Text content records for pages
⁂

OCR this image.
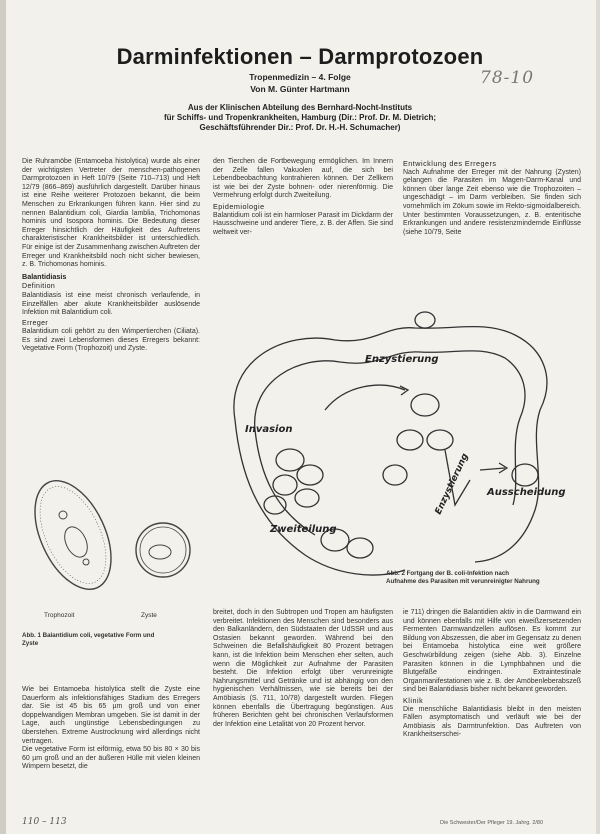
Darminfektionen – Darmprotozoen
Tropenmedizin – 4. Folge
Von M. Günter Hartmann
78-10
Aus der Klinischen Abteilung des Bernhard-Nocht-Instituts
für Schiffs- und Tropenkrankheiten, Hamburg (Dir.: Prof. Dr. M. Dietrich;
Geschäftsführender Dir.: Prof. Dr. H.-H. Schumacher)

Die Ruhramöbe (Entamoeba histolytica) wurde als einer der wichtigsten Vertreter der menschen-pathogenen Darmprotozoen in Heft 10/79 (Seite 710–713) und Heft 12/79 (866–869) ausführlich dargestellt. Darüber hinaus ist eine Reihe weiterer Protozoen bekannt, die beim Menschen zu Erkrankungen führen kann. Hier sind zu nennen Balantidium coli, Giardia lamblia, Trichomonas hominis und Isospora hominis. Die Bedeutung dieser Erreger hinsichtlich der Häufigkeit des Auftretens charakteristischer Krankheitsbilder ist unterschiedlich. Für einige ist der Zusammenhang zwischen Auftreten der Erreger und Krankheitsbild noch nicht sicher bewiesen, z. B. Trichomonas hominis.

Balantidiasis
Definition

Balantidiasis ist eine meist chronisch verlaufende, in Einzelfällen aber akute Krankheitsbilder auslösende Infektion mit Balantidium coli.

Erreger

Balantidium coli gehört zu den Wimpertierchen (Ciliata). Es sind zwei Lebensformen dieses Erregers bekannt: Vegetative Form (Trophozoit) und Zyste.

den Tierchen die Fortbewegung ermöglichen. Im Innern der Zelle fallen Vakuolen auf, die sich bei Lebendbeobachtung kontrahieren können. Der Zellkern ist wie bei der Zyste bohnen- oder nierenförmig. Die Vermehrung erfolgt durch Zweiteilung.

Epidemiologie

Balantidium coli ist ein harmloser Parasit im Dickdarm der Hausschweine und anderer Tiere, z. B. der Affen. Sie sind weltweit ver-

Entwicklung des Erregers

Nach Aufnahme der Erreger mit der Nahrung (Zysten) gelangen die Parasiten im Magen-Darm-Kanal und können über lange Zeit ebenso wie die Trophozoiten – ungeschädigt – im Darm verbleiben. Sie finden sich vornehmlich im Zökum sowie im Rekto-sigmoidalbereich. Unter bestimmten Voraussetzungen, z. B. enteritische Erkrankungen und andere resistenzmindernde Einflüsse (siehe 10/79, Seite

Invasion
Enzystierung
Zweiteilung
Enzystierung Ausscheidung
Abb. 2 Fortgang der B. coli-Infektion nach
Aufnahme des Parasiten mit verunreinigter Nahrung
Trophozoit	Zyste
Abb. 1 Balantidium coli, vegetative Form und
Zyste

Wie bei Entamoeba histolytica stellt die Zyste eine Dauerform als infektionsfähiges Stadium des Erregers dar. Sie ist 45 bis 65 µm groß und von einer doppelwandigen Membran umgeben. Sie ist damit in der Lage, auch ungünstige Lebensbedingungen zu überstehen. Extreme Austrocknung wird allerdings nicht vertragen.

Die vegetative Form ist eiförmig, etwa 50 bis 80 × 30 bis 60 µm groß und an der äußeren Hülle mit vielen kleinen Wimpern besetzt, die

breitet, doch in den Subtropen und Tropen am häufigsten verbreitet. Infektionen des Menschen sind besonders aus den Balkanländern, den Südstaaten der UdSSR und aus Ostasien bekannt geworden. Während bei den Schweinen die Befallshäufigkeit 80 Prozent betragen kann, ist die Infektion beim Menschen eher selten, auch wenn die Möglichkeit zur Aufnahme der Parasiten besteht. Die Infektion erfolgt über verunreinigte Nahrungsmittel und Getränke und ist abhängig von den hygienischen Verhältnissen, wie sie bereits bei der Amöbiasis (S. 711, 10/78) dargestellt wurden. Fliegen können ebenfalls die Übertragung begünstigen. Aus früheren Berichten geht bei chronischen Verlaufsformen der Infektion eine Letalität von 20 Prozent hervor.

ie 711) dringen die Balantidien aktiv in die Darmwand ein und können ebenfalls mit Hilfe von eiweißzersetzenden Fermenten Darmwandzellen auflösen. Es kommt zur Bildung von Abszessen, die aber im Gegensatz zu denen bei Entamoeba histolytica eine weit größere Geschwürbildung zeigen (siehe Abb. 3). Einzelne Parasiten können in die Lymphbahnen und die Blutgefäße eindringen. Extraintestinale Organmanifestationen wie z. B. der Amöbenleberabszeß sind bei Balantidiasis bisher nicht bekannt geworden.

Klinik

Die menschliche Balantidiasis bleibt in den meisten Fällen asymptomatisch und verläuft wie bei der Amöbiasis als Darmtrunfektion. Das Auftreten von Krankheitserschei-

110 – 113	Die Schwester/Der Pfleger 19. Jahrg. 2/80
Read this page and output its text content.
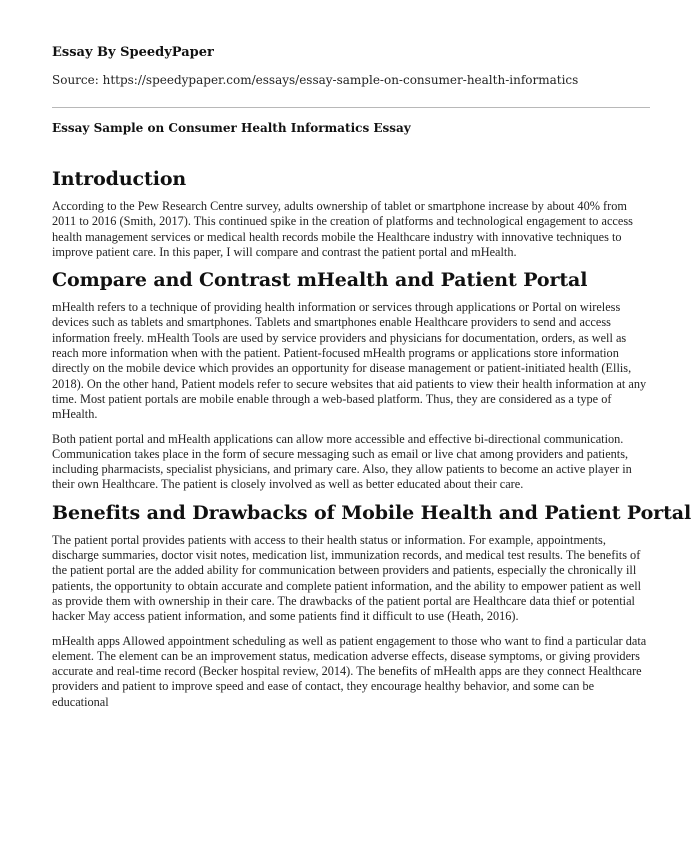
Essay By SpeedyPaper
Source: https://speedypaper.com/essays/essay-sample-on-consumer-health-informatics
Essay Sample on Consumer Health Informatics Essay
Introduction

According to the Pew Research Centre survey, adults ownership of tablet or smartphone increase by about 40% from 2011 to 2016 (Smith, 2017). This continued spike in the creation of platforms and technological engagement to access health management services or medical health records mobile the Healthcare industry with innovative techniques to improve patient care. In this paper, I will compare and contrast the patient portal and mHealth.

Compare and Contrast mHealth and Patient Portal

mHealth refers to a technique of providing health information or services through applications or Portal on wireless devices such as tablets and smartphones. Tablets and smartphones enable Healthcare providers to send and access information freely. mHealth Tools are used by service providers and physicians for documentation, orders, as well as reach more information when with the patient. Patient-focused mHealth programs or applications store information directly on the mobile device which provides an opportunity for disease management or patient-initiated health (Ellis, 2018). On the other hand, Patient models refer to secure websites that aid patients to view their health information at any time. Most patient portals are mobile enable through a web-based platform. Thus, they are considered as a type of mHealth.

Both patient portal and mHealth applications can allow more accessible and effective bi-directional communication. Communication takes place in the form of secure messaging such as email or live chat among providers and patients, including pharmacists, specialist physicians, and primary care. Also, they allow patients to become an active player in their own Healthcare. The patient is closely involved as well as better educated about their care.

Benefits and Drawbacks of Mobile Health and Patient Portal

The patient portal provides patients with access to their health status or information. For example, appointments, discharge summaries, doctor visit notes, medication list, immunization records, and medical test results. The benefits of the patient portal are the added ability for communication between providers and patients, especially the chronically ill patients, the opportunity to obtain accurate and complete patient information, and the ability to empower patient as well as provide them with ownership in their care. The drawbacks of the patient portal are Healthcare data thief or potential hacker May access patient information, and some patients find it difficult to use (Heath, 2016).

mHealth apps Allowed appointment scheduling as well as patient engagement to those who want to find a particular data element. The element can be an improvement status, medication adverse effects, disease symptoms, or giving providers accurate and real-time record (Becker hospital review, 2014). The benefits of mHealth apps are they connect Healthcare providers and patient to improve speed and ease of contact, they encourage healthy behavior, and some can be educational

⁂

WHAT THE EXERCISE ASKS |
Show the lines above that have the word "groß".

OUTPUT OF THE EXERCISE |
Wie bei Entamoeba histolytica stellt die Zyste eine Dauerform als infektionsfähiges Stadium des Erregers dar. Sie ist 45 bis 65 µm groß und von einer doppelwandigen Membran umgeben. Sie ist damit in der Lage, auch ungünstige Lebensbedingungen zu überstehen. Extreme Austrocknung wird allerdings nicht vertragen.
Die vegetative Form ist eiförmig, etwa 50 bis 80 × 30 bis 60 µm groß und an der äußeren Hülle mit vielen kleinen Wimpern besetzt, die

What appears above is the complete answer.